=== Provided information ===
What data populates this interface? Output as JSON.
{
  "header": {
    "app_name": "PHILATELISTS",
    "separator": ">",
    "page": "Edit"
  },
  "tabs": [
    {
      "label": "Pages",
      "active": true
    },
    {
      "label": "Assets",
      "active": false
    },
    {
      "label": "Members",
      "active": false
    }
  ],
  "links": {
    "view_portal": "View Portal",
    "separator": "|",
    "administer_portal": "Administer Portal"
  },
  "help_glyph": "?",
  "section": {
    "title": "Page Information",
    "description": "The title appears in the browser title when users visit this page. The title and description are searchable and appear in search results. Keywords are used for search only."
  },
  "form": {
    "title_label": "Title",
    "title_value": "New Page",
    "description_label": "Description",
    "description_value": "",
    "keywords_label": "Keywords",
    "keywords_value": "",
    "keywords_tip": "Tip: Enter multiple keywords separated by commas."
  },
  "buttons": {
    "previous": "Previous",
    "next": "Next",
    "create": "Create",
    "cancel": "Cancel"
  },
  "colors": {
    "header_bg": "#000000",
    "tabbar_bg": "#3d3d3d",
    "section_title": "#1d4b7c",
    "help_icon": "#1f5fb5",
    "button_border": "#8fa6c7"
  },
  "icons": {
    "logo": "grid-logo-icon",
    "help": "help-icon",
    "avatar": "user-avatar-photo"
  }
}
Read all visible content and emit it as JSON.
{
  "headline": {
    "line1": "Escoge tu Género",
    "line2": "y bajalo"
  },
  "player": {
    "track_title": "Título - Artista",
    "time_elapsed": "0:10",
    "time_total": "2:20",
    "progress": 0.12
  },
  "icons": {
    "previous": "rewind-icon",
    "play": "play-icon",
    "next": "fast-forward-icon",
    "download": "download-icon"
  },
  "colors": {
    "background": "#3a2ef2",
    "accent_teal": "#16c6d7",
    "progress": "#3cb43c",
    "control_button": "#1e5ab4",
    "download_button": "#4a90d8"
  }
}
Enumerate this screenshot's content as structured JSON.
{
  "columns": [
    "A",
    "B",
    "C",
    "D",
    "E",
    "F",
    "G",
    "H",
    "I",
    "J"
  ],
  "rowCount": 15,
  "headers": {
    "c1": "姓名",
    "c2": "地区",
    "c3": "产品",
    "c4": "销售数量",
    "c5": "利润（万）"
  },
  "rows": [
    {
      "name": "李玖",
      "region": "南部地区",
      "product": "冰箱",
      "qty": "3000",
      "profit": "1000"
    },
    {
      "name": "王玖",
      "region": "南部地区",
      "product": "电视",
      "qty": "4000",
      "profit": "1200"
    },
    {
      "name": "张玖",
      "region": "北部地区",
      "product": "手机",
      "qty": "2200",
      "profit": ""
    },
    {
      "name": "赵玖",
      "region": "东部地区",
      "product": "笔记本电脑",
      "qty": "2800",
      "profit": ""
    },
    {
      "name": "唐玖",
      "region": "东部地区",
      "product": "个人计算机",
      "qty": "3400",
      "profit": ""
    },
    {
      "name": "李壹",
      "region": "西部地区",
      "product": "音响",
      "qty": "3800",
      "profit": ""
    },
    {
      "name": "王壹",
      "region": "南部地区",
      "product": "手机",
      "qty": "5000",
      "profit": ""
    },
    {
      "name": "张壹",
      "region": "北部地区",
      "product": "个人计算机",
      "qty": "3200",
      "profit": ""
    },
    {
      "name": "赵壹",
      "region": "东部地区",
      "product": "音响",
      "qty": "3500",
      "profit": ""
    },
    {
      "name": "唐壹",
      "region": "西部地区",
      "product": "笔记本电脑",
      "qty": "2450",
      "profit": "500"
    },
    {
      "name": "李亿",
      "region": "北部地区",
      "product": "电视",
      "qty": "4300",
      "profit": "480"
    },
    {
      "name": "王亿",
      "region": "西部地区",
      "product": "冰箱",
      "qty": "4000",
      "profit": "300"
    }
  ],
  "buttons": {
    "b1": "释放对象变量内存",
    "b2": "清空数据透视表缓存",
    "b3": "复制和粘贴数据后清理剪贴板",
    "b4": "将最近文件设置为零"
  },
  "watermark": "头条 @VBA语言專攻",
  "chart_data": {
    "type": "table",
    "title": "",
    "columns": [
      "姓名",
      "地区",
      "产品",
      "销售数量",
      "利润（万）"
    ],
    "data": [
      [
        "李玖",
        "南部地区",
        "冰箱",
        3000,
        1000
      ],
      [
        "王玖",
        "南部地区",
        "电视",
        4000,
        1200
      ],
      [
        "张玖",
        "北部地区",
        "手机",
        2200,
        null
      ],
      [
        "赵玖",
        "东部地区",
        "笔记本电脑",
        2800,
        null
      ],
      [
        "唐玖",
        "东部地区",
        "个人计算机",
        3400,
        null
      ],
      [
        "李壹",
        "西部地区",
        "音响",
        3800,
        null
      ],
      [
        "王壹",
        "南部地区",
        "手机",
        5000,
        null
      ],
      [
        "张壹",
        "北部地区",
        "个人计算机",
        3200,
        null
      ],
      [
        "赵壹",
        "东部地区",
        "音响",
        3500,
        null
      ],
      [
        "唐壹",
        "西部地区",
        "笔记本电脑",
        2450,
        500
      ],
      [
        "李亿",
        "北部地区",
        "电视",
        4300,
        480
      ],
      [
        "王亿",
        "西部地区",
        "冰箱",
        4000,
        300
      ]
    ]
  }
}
===
Your task is to repeat the data exactly; please include every line.

*Output below*
What data populates this interface? Output as JSON.
{
  "header": {
    "app_name": "PHILATELISTS",
    "separator": ">",
    "page": "Edit"
  },
  "tabs": [
    {
      "label": "Pages",
      "active": true
    },
    {
      "label": "Assets",
      "active": false
    },
    {
      "label": "Members",
      "active": false
    }
  ],
  "links": {
    "view_portal": "View Portal",
    "separator": "|",
    "administer_portal": "Administer Portal"
  },
  "help_glyph": "?",
  "section": {
    "title": "Page Information",
    "description": "The title appears in the browser title when users visit this page. The title and description are searchable and appear in search results. Keywords are used for search only."
  },
  "form": {
    "title_label": "Title",
    "title_value": "New Page",
    "description_label": "Description",
    "description_value": "",
    "keywords_label": "Keywords",
    "keywords_value": "",
    "keywords_tip": "Tip: Enter multiple keywords separated by commas."
  },
  "buttons": {
    "previous": "Previous",
    "next": "Next",
    "create": "Create",
    "cancel": "Cancel"
  },
  "colors": {
    "header_bg": "#000000",
    "tabbar_bg": "#3d3d3d",
    "section_title": "#1d4b7c",
    "help_icon": "#1f5fb5",
    "button_border": "#8fa6c7"
  },
  "icons": {
    "logo": "grid-logo-icon",
    "help": "help-icon",
    "avatar": "user-avatar-photo"
  }
}
Read all visible content and emit it as JSON.
{
  "headline": {
    "line1": "Escoge tu Género",
    "line2": "y bajalo"
  },
  "player": {
    "track_title": "Título - Artista",
    "time_elapsed": "0:10",
    "time_total": "2:20",
    "progress": 0.12
  },
  "icons": {
    "previous": "rewind-icon",
    "play": "play-icon",
    "next": "fast-forward-icon",
    "download": "download-icon"
  },
  "colors": {
    "background": "#3a2ef2",
    "accent_teal": "#16c6d7",
    "progress": "#3cb43c",
    "control_button": "#1e5ab4",
    "download_button": "#4a90d8"
  }
}
Enumerate this screenshot's content as structured JSON.
{
  "columns": [
    "A",
    "B",
    "C",
    "D",
    "E",
    "F",
    "G",
    "H",
    "I",
    "J"
  ],
  "rowCount": 15,
  "headers": {
    "c1": "姓名",
    "c2": "地区",
    "c3": "产品",
    "c4": "销售数量",
    "c5": "利润（万）"
  },
  "rows": [
    {
      "name": "李玖",
      "region": "南部地区",
      "product": "冰箱",
      "qty": "3000",
      "profit": "1000"
    },
    {
      "name": "王玖",
      "region": "南部地区",
      "product": "电视",
      "qty": "4000",
      "profit": "1200"
    },
    {
      "name": "张玖",
      "region": "北部地区",
      "product": "手机",
      "qty": "2200",
      "profit": ""
    },
    {
      "name": "赵玖",
      "region": "东部地区",
      "product": "笔记本电脑",
      "qty": "2800",
      "profit": ""
    },
    {
      "name": "唐玖",
      "region": "东部地区",
      "product": "个人计算机",
      "qty": "3400",
      "profit": ""
    },
    {
      "name": "李壹",
      "region": "西部地区",
      "product": "音响",
      "qty": "3800",
      "profit": ""
    },
    {
      "name": "王壹",
      "region": "南部地区",
      "product": "手机",
      "qty": "5000",
      "profit": ""
    },
    {
      "name": "张壹",
      "region": "北部地区",
      "product": "个人计算机",
      "qty": "3200",
      "profit": ""
    },
    {
      "name": "赵壹",
      "region": "东部地区",
      "product": "音响",
      "qty": "3500",
      "profit": ""
    },
    {
      "name": "唐壹",
      "region": "西部地区",
      "product": "笔记本电脑",
      "qty": "2450",
      "profit": "500"
    },
    {
      "name": "李亿",
      "region": "北部地区",
      "product": "电视",
      "qty": "4300",
      "profit": "480"
    },
    {
      "name": "王亿",
      "region": "西部地区",
      "product": "冰箱",
      "qty": "4000",
      "profit": "300"
    }
  ],
  "buttons": {
    "b1": "释放对象变量内存",
    "b2": "清空数据透视表缓存",
    "b3": "复制和粘贴数据后清理剪贴板",
    "b4": "将最近文件设置为零"
  },
  "watermark": "头条 @VBA语言專攻",
  "chart_data": {
    "type": "table",
    "title": "",
    "columns": [
      "姓名",
      "地区",
      "产品",
      "销售数量",
      "利润（万）"
    ],
    "data": [
      [
        "李玖",
        "南部地区",
        "冰箱",
        3000,
        1000
      ],
      [
        "王玖",
        "南部地区",
        "电视",
        4000,
        1200
      ],
      [
        "张玖",
        "北部地区",
        "手机",
        2200,
        null
      ],
      [
        "赵玖",
        "东部地区",
        "笔记本电脑",
        2800,
        null
      ],
      [
        "唐玖",
        "东部地区",
        "个人计算机",
        3400,
        null
      ],
      [
        "李壹",
        "西部地区",
        "音响",
        3800,
        null
      ],
      [
        "王壹",
        "南部地区",
        "手机",
        5000,
        null
      ],
      [
        "张壹",
        "北部地区",
        "个人计算机",
        3200,
        null
      ],
      [
        "赵壹",
        "东部地区",
        "音响",
        3500,
        null
      ],
      [
        "唐壹",
        "西部地区",
        "笔记本电脑",
        2450,
        500
      ],
      [
        "李亿",
        "北部地区",
        "电视",
        4300,
        480
      ],
      [
        "王亿",
        "西部地区",
        "冰箱",
        4000,
        300
      ]
    ]
  }
}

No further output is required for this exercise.